--- Begin ---

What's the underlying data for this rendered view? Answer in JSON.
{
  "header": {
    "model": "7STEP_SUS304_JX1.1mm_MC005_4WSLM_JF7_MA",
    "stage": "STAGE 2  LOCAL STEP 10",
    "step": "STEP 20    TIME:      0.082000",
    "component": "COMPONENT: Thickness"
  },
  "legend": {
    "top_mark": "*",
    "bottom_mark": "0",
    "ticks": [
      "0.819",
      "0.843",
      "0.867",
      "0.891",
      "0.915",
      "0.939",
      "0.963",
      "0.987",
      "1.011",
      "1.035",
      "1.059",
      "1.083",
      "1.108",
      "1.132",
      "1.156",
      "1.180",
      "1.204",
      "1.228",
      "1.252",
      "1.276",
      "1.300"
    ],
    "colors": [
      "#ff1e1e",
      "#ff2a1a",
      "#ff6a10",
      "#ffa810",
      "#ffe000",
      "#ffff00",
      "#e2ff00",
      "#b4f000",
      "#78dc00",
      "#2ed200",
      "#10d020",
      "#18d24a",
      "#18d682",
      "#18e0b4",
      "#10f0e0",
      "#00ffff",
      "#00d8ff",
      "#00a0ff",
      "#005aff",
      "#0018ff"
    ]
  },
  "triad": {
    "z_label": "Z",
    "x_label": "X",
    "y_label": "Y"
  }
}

--- End ---

== Exercise ==
Write the material out exactly, with nothing left out.

== Exercise output ==
What's the underlying data for this rendered view? Answer in JSON.
{
  "header": {
    "model": "7STEP_SUS304_JX1.1mm_MC005_4WSLM_JF7_MA",
    "stage": "STAGE 2  LOCAL STEP 10",
    "step": "STEP 20    TIME:      0.082000",
    "component": "COMPONENT: Thickness"
  },
  "legend": {
    "top_mark": "*",
    "bottom_mark": "0",
    "ticks": [
      "0.819",
      "0.843",
      "0.867",
      "0.891",
      "0.915",
      "0.939",
      "0.963",
      "0.987",
      "1.011",
      "1.035",
      "1.059",
      "1.083",
      "1.108",
      "1.132",
      "1.156",
      "1.180",
      "1.204",
      "1.228",
      "1.252",
      "1.276",
      "1.300"
    ],
    "colors": [
      "#ff1e1e",
      "#ff2a1a",
      "#ff6a10",
      "#ffa810",
      "#ffe000",
      "#ffff00",
      "#e2ff00",
      "#b4f000",
      "#78dc00",
      "#2ed200",
      "#10d020",
      "#18d24a",
      "#18d682",
      "#18e0b4",
      "#10f0e0",
      "#00ffff",
      "#00d8ff",
      "#00a0ff",
      "#005aff",
      "#0018ff"
    ]
  },
  "triad": {
    "z_label": "Z",
    "x_label": "X",
    "y_label": "Y"
  }
}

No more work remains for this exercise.